*Job*. Transcribe the records below exactly.

*Stored data*.
▼

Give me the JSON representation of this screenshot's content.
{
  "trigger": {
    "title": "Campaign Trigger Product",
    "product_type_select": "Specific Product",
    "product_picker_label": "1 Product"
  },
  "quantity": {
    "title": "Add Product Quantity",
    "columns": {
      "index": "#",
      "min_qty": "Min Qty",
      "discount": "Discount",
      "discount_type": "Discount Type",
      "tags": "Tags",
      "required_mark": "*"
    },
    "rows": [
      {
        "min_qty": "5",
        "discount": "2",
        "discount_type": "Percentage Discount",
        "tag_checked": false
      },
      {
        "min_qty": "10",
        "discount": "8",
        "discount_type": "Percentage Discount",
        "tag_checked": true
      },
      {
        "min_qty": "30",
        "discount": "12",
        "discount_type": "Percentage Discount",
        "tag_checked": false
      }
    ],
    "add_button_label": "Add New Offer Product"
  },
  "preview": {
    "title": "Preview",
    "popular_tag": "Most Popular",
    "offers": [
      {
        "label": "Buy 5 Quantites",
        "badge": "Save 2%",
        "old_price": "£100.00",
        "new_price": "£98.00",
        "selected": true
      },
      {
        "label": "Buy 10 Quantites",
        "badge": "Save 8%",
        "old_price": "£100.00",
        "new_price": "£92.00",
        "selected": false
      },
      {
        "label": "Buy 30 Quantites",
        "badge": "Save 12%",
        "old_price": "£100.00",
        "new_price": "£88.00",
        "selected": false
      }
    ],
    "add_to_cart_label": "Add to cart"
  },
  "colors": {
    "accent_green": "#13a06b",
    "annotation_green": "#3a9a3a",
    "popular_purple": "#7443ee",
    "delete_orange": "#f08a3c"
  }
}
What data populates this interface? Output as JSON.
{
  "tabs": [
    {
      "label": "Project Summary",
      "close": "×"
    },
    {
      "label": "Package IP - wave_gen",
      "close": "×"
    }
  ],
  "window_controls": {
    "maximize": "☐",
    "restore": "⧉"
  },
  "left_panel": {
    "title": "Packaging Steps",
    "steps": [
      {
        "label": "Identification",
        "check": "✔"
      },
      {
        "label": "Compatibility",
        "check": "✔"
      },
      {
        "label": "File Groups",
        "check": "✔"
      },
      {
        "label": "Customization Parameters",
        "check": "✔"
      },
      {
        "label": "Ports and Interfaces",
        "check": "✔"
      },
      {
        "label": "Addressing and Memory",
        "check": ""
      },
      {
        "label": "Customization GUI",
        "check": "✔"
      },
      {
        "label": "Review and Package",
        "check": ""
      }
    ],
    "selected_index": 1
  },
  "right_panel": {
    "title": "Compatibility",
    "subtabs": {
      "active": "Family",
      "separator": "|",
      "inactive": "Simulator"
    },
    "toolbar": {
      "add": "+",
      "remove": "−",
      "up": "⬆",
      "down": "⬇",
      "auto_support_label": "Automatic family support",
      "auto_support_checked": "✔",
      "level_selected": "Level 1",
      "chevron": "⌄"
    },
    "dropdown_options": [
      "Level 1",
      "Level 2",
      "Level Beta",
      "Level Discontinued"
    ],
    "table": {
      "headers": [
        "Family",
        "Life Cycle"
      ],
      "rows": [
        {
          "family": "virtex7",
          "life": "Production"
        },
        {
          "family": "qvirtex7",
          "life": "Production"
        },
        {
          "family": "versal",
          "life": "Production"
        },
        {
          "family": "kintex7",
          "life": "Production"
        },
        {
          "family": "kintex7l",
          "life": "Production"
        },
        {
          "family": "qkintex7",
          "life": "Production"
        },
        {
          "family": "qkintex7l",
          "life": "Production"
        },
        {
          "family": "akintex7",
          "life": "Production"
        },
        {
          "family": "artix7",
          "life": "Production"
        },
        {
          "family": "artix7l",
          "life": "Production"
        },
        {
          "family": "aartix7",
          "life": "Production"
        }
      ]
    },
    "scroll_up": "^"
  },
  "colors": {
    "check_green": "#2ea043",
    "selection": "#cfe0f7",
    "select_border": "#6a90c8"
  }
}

▲

*Task response*.
Give me the JSON representation of this screenshot's content.
{
  "trigger": {
    "title": "Campaign Trigger Product",
    "product_type_select": "Specific Product",
    "product_picker_label": "1 Product"
  },
  "quantity": {
    "title": "Add Product Quantity",
    "columns": {
      "index": "#",
      "min_qty": "Min Qty",
      "discount": "Discount",
      "discount_type": "Discount Type",
      "tags": "Tags",
      "required_mark": "*"
    },
    "rows": [
      {
        "min_qty": "5",
        "discount": "2",
        "discount_type": "Percentage Discount",
        "tag_checked": false
      },
      {
        "min_qty": "10",
        "discount": "8",
        "discount_type": "Percentage Discount",
        "tag_checked": true
      },
      {
        "min_qty": "30",
        "discount": "12",
        "discount_type": "Percentage Discount",
        "tag_checked": false
      }
    ],
    "add_button_label": "Add New Offer Product"
  },
  "preview": {
    "title": "Preview",
    "popular_tag": "Most Popular",
    "offers": [
      {
        "label": "Buy 5 Quantites",
        "badge": "Save 2%",
        "old_price": "£100.00",
        "new_price": "£98.00",
        "selected": true
      },
      {
        "label": "Buy 10 Quantites",
        "badge": "Save 8%",
        "old_price": "£100.00",
        "new_price": "£92.00",
        "selected": false
      },
      {
        "label": "Buy 30 Quantites",
        "badge": "Save 12%",
        "old_price": "£100.00",
        "new_price": "£88.00",
        "selected": false
      }
    ],
    "add_to_cart_label": "Add to cart"
  },
  "colors": {
    "accent_green": "#13a06b",
    "annotation_green": "#3a9a3a",
    "popular_purple": "#7443ee",
    "delete_orange": "#f08a3c"
  }
}
What data populates this interface? Output as JSON.
{
  "tabs": [
    {
      "label": "Project Summary",
      "close": "×"
    },
    {
      "label": "Package IP - wave_gen",
      "close": "×"
    }
  ],
  "window_controls": {
    "maximize": "☐",
    "restore": "⧉"
  },
  "left_panel": {
    "title": "Packaging Steps",
    "steps": [
      {
        "label": "Identification",
        "check": "✔"
      },
      {
        "label": "Compatibility",
        "check": "✔"
      },
      {
        "label": "File Groups",
        "check": "✔"
      },
      {
        "label": "Customization Parameters",
        "check": "✔"
      },
      {
        "label": "Ports and Interfaces",
        "check": "✔"
      },
      {
        "label": "Addressing and Memory",
        "check": ""
      },
      {
        "label": "Customization GUI",
        "check": "✔"
      },
      {
        "label": "Review and Package",
        "check": ""
      }
    ],
    "selected_index": 1
  },
  "right_panel": {
    "title": "Compatibility",
    "subtabs": {
      "active": "Family",
      "separator": "|",
      "inactive": "Simulator"
    },
    "toolbar": {
      "add": "+",
      "remove": "−",
      "up": "⬆",
      "down": "⬇",
      "auto_support_label": "Automatic family support",
      "auto_support_checked": "✔",
      "level_selected": "Level 1",
      "chevron": "⌄"
    },
    "dropdown_options": [
      "Level 1",
      "Level 2",
      "Level Beta",
      "Level Discontinued"
    ],
    "table": {
      "headers": [
        "Family",
        "Life Cycle"
      ],
      "rows": [
        {
          "family": "virtex7",
          "life": "Production"
        },
        {
          "family": "qvirtex7",
          "life": "Production"
        },
        {
          "family": "versal",
          "life": "Production"
        },
        {
          "family": "kintex7",
          "life": "Production"
        },
        {
          "family": "kintex7l",
          "life": "Production"
        },
        {
          "family": "qkintex7",
          "life": "Production"
        },
        {
          "family": "qkintex7l",
          "life": "Production"
        },
        {
          "family": "akintex7",
          "life": "Production"
        },
        {
          "family": "artix7",
          "life": "Production"
        },
        {
          "family": "artix7l",
          "life": "Production"
        },
        {
          "family": "aartix7",
          "life": "Production"
        }
      ]
    },
    "scroll_up": "^"
  },
  "colors": {
    "check_green": "#2ea043",
    "selection": "#cfe0f7",
    "select_border": "#6a90c8"
  }
}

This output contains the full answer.